▶ **DIRECTION**
Write out the data again exactly, skipping every picture.

== == ==

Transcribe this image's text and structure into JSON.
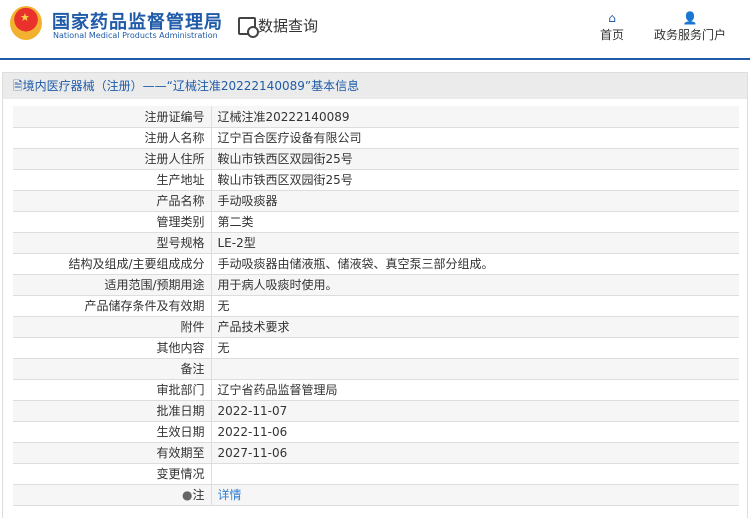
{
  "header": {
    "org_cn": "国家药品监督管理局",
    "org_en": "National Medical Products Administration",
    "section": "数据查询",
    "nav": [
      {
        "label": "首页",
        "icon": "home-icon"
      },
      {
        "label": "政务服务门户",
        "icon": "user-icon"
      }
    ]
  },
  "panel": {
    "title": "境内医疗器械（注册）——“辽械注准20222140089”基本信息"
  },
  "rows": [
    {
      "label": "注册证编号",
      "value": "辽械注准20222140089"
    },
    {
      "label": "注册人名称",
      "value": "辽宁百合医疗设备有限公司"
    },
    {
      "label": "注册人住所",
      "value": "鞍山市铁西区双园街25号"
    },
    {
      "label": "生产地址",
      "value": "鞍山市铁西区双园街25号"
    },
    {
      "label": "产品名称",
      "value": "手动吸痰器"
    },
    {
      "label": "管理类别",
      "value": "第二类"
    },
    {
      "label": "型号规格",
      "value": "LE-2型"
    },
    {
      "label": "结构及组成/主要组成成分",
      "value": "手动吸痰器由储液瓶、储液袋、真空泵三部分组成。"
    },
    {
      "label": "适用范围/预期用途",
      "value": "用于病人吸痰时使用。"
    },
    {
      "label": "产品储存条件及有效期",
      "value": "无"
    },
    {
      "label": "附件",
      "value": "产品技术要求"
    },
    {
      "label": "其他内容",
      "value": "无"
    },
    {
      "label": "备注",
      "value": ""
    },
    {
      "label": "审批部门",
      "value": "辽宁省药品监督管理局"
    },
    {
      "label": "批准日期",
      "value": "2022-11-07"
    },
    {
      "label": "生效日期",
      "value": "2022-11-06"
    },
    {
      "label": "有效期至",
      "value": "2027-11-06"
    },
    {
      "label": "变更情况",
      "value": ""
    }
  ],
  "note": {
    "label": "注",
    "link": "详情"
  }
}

== == ==

▶ **EXERCISE RESPONSE**
Transcribe this image's text and structure into JSON.
{
  "header": {
    "org_cn": "国家药品监督管理局",
    "org_en": "National Medical Products Administration",
    "section": "数据查询",
    "nav": [
      {
        "label": "首页",
        "icon": "home-icon"
      },
      {
        "label": "政务服务门户",
        "icon": "user-icon"
      }
    ]
  },
  "panel": {
    "title": "境内医疗器械（注册）——“辽械注准20222140089”基本信息"
  },
  "rows": [
    {
      "label": "注册证编号",
      "value": "辽械注准20222140089"
    },
    {
      "label": "注册人名称",
      "value": "辽宁百合医疗设备有限公司"
    },
    {
      "label": "注册人住所",
      "value": "鞍山市铁西区双园街25号"
    },
    {
      "label": "生产地址",
      "value": "鞍山市铁西区双园街25号"
    },
    {
      "label": "产品名称",
      "value": "手动吸痰器"
    },
    {
      "label": "管理类别",
      "value": "第二类"
    },
    {
      "label": "型号规格",
      "value": "LE-2型"
    },
    {
      "label": "结构及组成/主要组成成分",
      "value": "手动吸痰器由储液瓶、储液袋、真空泵三部分组成。"
    },
    {
      "label": "适用范围/预期用途",
      "value": "用于病人吸痰时使用。"
    },
    {
      "label": "产品储存条件及有效期",
      "value": "无"
    },
    {
      "label": "附件",
      "value": "产品技术要求"
    },
    {
      "label": "其他内容",
      "value": "无"
    },
    {
      "label": "备注",
      "value": ""
    },
    {
      "label": "审批部门",
      "value": "辽宁省药品监督管理局"
    },
    {
      "label": "批准日期",
      "value": "2022-11-07"
    },
    {
      "label": "生效日期",
      "value": "2022-11-06"
    },
    {
      "label": "有效期至",
      "value": "2027-11-06"
    },
    {
      "label": "变更情况",
      "value": ""
    }
  ],
  "note": {
    "label": "注",
    "link": "详情"
  }
}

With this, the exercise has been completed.